**Your objective**
Reply with the count of lines holding "message", nothing more.

**Records shown**
◆ ◆ ◆ ◆

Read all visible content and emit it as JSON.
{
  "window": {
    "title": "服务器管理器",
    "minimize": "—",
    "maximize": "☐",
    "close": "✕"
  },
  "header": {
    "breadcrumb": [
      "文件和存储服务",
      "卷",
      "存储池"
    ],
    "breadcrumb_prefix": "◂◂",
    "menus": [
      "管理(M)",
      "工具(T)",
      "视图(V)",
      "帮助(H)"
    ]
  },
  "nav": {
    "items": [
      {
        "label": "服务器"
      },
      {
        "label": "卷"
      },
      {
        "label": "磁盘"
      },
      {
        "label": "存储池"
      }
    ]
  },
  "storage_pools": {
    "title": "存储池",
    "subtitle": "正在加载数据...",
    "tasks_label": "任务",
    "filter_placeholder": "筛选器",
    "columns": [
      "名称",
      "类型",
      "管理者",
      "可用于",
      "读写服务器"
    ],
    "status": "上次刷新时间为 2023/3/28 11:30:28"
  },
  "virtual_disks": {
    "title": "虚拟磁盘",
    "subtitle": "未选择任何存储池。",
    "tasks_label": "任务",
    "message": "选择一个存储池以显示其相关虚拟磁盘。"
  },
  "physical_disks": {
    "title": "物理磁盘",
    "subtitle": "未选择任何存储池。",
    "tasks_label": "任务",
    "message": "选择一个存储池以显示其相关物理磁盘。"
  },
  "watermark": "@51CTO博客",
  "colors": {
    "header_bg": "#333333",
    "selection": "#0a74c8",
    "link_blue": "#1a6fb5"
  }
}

◆ ◆ ◆ ◆

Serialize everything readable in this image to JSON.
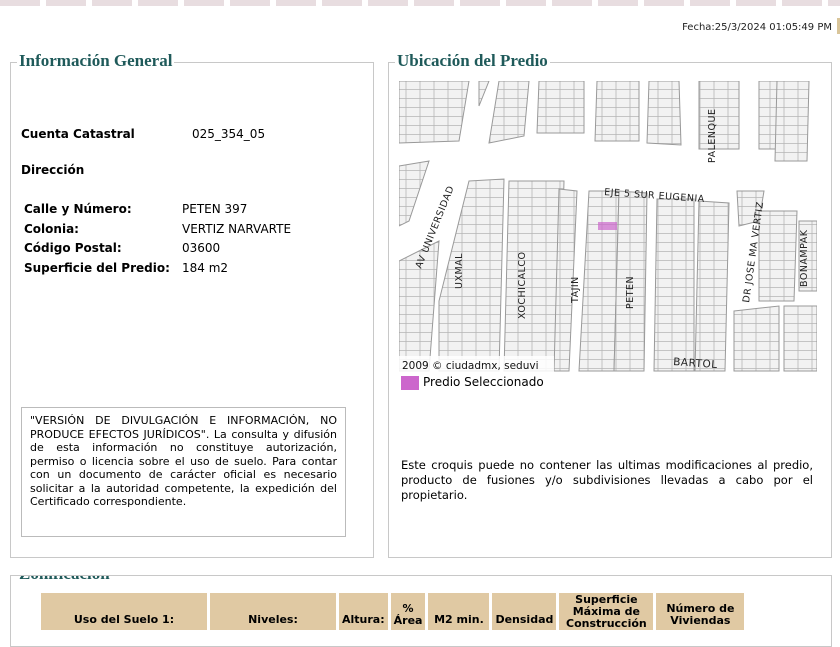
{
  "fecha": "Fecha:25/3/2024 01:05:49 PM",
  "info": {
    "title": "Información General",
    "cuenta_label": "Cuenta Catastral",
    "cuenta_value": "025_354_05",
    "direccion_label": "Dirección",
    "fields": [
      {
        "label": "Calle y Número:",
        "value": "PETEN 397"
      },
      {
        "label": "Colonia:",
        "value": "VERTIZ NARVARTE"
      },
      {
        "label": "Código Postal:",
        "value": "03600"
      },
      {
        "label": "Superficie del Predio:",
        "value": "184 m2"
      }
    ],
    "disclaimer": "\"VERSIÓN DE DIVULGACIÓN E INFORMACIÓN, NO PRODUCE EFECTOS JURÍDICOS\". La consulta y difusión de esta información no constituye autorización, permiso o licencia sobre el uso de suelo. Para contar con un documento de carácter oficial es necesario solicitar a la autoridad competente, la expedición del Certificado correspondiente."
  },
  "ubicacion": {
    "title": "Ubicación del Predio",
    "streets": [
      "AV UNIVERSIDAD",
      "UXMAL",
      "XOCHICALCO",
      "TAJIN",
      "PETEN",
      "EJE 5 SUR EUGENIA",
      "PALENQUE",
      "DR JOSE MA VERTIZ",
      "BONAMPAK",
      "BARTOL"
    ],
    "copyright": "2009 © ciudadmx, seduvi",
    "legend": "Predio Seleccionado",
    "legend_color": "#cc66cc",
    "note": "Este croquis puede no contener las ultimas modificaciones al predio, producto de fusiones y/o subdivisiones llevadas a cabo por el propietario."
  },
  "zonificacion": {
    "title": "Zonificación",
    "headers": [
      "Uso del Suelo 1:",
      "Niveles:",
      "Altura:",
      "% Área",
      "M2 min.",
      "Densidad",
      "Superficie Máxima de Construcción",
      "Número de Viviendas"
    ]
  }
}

◆ ◆ ◆ ◆

**Output for this exercise**
2